Massachusetts Bankruptcy Laws should be known by every resident of the state of Massachusetts. A cashless society may have advantages, but one of its foremost disadvantages is the fast rise of bankruptcy declarations in the last decade. Furthermore, Massachusetts citizens are not immune to these changes; they’ve also had their share of bankruptcy declarations. With regard to this, every citizen should know about Massachusetts bankruptcy laws to give them an idea of what to expect during bankruptcy application.

An in-depth study of the federal and state bankruptcy laws may take years, and you may be in a hurry to declare for bankruptcy because your creditors are already hounding you with endless phone calls and countless number of mails accumulating in your mailbox. You need not know everything because in every bankruptcy case, it is important to hire a lawyer. This lawyer will not only be there to give advice on what’s best for you, but also guide you through the whole bankruptcy process should you decide to pursue it.

Material shown>
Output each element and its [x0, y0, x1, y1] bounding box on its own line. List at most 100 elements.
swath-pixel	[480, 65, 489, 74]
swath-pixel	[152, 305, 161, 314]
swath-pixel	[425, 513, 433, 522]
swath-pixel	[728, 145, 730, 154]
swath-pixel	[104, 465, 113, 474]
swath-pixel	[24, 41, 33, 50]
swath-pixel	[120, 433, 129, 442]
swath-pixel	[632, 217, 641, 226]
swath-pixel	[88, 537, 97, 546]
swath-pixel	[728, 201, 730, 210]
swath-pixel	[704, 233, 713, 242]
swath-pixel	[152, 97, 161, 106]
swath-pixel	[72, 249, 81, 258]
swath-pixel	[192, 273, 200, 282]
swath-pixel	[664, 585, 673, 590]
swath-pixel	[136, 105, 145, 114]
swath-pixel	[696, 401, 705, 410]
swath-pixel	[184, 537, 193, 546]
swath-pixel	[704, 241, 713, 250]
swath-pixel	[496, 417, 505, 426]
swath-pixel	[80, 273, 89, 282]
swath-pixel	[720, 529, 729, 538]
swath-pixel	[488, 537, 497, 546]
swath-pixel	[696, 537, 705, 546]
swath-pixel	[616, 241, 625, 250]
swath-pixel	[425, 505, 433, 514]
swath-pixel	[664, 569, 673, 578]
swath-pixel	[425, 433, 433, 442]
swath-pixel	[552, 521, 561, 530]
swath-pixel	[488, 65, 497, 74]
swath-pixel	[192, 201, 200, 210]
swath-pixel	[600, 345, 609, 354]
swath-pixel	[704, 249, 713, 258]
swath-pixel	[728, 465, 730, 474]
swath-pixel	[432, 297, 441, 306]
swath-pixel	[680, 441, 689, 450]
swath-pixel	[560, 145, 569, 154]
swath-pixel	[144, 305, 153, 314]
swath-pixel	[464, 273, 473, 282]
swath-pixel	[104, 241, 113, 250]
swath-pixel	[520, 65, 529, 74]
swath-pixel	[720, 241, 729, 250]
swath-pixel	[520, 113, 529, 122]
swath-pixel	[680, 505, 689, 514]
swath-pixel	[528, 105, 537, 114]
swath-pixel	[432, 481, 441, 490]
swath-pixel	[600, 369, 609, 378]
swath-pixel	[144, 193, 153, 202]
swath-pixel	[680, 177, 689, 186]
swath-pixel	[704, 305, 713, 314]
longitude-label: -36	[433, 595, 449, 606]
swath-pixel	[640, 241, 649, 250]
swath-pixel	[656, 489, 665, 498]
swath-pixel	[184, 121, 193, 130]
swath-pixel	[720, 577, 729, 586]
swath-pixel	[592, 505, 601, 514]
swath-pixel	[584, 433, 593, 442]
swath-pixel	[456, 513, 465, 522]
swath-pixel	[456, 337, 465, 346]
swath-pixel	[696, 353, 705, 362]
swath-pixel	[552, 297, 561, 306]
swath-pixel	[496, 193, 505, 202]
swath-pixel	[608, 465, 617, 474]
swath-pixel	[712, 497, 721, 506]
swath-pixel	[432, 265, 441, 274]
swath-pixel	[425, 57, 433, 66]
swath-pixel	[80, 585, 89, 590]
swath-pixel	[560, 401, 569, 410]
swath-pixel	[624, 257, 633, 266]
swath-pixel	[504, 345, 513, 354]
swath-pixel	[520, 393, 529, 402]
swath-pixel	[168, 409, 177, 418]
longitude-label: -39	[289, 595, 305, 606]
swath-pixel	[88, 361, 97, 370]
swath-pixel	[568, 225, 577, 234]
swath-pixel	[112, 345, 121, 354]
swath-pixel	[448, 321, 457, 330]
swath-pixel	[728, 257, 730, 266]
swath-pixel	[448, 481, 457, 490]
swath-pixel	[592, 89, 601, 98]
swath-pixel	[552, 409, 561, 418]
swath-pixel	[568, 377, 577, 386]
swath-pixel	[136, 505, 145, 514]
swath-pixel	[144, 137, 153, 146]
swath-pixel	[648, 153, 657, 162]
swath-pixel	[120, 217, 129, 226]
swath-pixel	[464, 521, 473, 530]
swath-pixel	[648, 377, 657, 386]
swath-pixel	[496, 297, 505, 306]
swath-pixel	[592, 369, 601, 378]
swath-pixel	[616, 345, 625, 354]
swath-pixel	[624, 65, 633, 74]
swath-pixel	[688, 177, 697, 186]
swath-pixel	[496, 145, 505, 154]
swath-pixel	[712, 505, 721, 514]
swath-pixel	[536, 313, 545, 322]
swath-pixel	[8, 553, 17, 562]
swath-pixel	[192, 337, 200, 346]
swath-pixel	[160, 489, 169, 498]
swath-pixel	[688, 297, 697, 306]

Tasks for this exercise>
• a. Check each statement against the passage on Massachusetts bankruptcy laws. Answer yes or no, and quote the words of the passage that decide it.
(i) Massachusetts citizens have been immune to the rise in bankruptcy declarations.
(ii) It is important to hire a lawyer in every bankruptcy case.
(iii) An in-depth study of the federal and state bankruptcy laws may take years.
• b. Rewrite the passage on Massachusetts bankruptcy laws between "An in-depth study" and "to pursue it.", inclusive, swapping "lawyer" for "attorney".
• c. Extend the passage on Massachusetts bankruptcy laws with a few more sentences that pick up after its last one.

Answers to the exercise>
• a.
(i) No: "Massachusetts citizens are not immune to these changes"
(ii) Yes: "in every bankruptcy case, it is important to hire a lawyer"
(iii) Yes: "An in-depth study of the federal and state bankruptcy laws may take years"

• b.
An in-depth study of the federal and state bankruptcy laws may take years, and you may be in a hurry to declare for bankruptcy because your creditors are already hounding you with endless phone calls and countless number of mails accumulating in your mailbox. You need not know everything because in every bankruptcy case, it is important to hire a attorney. This attorney will not only be there to give advice on what’s best for you, but also guide you through the whole bankruptcy process should you decide to pursue it.

• c.
Every federal court in the state requires a debtor to undergo a credit counseling program. This credit counseling program will teach you how to manage your money and debts, as well as how to develop a budget so that if you decide to declare for bankruptcy, it will be the first and the last time you’ll file for. This program should be attended 180 days before you file for bankruptcy. The organization that conducts the program should be accredited by the bankruptcy court and you must present a certification that you have really attended the seminar.

If are done with the credit counseling and you still want to file for bankruptcy, then you may choose between Chapter 7 and Chapter 13.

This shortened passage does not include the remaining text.